[A block of data]

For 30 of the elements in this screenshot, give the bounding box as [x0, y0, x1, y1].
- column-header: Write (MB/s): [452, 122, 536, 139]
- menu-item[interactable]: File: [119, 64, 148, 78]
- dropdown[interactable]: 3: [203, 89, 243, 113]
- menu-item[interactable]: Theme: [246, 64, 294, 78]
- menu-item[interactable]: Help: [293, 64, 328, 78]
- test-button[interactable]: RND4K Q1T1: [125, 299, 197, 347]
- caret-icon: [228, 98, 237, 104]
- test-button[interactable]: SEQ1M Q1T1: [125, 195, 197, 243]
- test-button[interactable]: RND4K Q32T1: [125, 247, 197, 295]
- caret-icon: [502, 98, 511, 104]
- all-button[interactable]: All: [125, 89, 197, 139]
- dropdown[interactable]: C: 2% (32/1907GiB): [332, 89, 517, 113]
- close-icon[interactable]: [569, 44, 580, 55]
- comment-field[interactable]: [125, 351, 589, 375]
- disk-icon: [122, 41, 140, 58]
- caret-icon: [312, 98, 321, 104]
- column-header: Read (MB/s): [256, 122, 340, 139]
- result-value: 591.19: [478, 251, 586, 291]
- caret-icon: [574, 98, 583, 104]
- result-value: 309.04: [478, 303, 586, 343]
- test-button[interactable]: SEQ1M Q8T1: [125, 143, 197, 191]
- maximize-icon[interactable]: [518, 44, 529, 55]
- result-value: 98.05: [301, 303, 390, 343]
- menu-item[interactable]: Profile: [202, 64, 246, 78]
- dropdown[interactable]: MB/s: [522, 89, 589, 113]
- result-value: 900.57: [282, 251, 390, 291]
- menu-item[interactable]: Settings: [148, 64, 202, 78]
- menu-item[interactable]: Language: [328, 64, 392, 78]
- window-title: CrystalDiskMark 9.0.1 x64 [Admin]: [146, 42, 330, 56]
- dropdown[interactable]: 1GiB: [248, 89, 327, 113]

• _TASK DESCRIPTION_
Output each line of the data above as a JSON array of strings, one string per line, with blank lines omitted.

• _ANSWER_
[
  "For 30 of the elements in this screenshot, give the bounding box as [x0, y0, x1, y1].",
  "- column-header: Write (MB/s): [452, 122, 536, 139]",
  "- menu-item[interactable]: File: [119, 64, 148, 78]",
  "- dropdown[interactable]: 3: [203, 89, 243, 113]",
  "- menu-item[interactable]: Theme: [246, 64, 294, 78]",
  "- menu-item[interactable]: Help: [293, 64, 328, 78]",
  "- test-button[interactable]: RND4K Q1T1: [125, 299, 197, 347]",
  "- caret-icon: [228, 98, 237, 104]",
  "- test-button[interactable]: SEQ1M Q1T1: [125, 195, 197, 243]",
  "- test-button[interactable]: RND4K Q32T1: [125, 247, 197, 295]",
  "- caret-icon: [502, 98, 511, 104]",
  "- all-button[interactable]: All: [125, 89, 197, 139]",
  "- dropdown[interactable]: C: 2% (32/1907GiB): [332, 89, 517, 113]",
  "- close-icon[interactable]: [569, 44, 580, 55]",
  "- comment-field[interactable]: [125, 351, 589, 375]",
  "- disk-icon: [122, 41, 140, 58]",
  "- caret-icon: [312, 98, 321, 104]",
  "- column-header: Read (MB/s): [256, 122, 340, 139]",
  "- result-value: 591.19: [478, 251, 586, 291]",
  "- caret-icon: [574, 98, 583, 104]",
  "- result-value: 309.04: [478, 303, 586, 343]",
  "- test-button[interactable]: SEQ1M Q8T1: [125, 143, 197, 191]",
  "- maximize-icon[interactable]: [518, 44, 529, 55]",
  "- result-value: 98.05: [301, 303, 390, 343]",
  "- menu-item[interactable]: Profile: [202, 64, 246, 78]",
  "- dropdown[interactable]: MB/s: [522, 89, 589, 113]",
  "- result-value: 900.57: [282, 251, 390, 291]",
  "- menu-item[interactable]: Settings: [148, 64, 202, 78]",
  "- menu-item[interactable]: Language: [328, 64, 392, 78]",
  "- window-title: CrystalDiskMark 9.0.1 x64 [Admin]: [146, 42, 330, 56]",
  "- dropdown[interactable]: 1GiB: [248, 89, 327, 113]"
]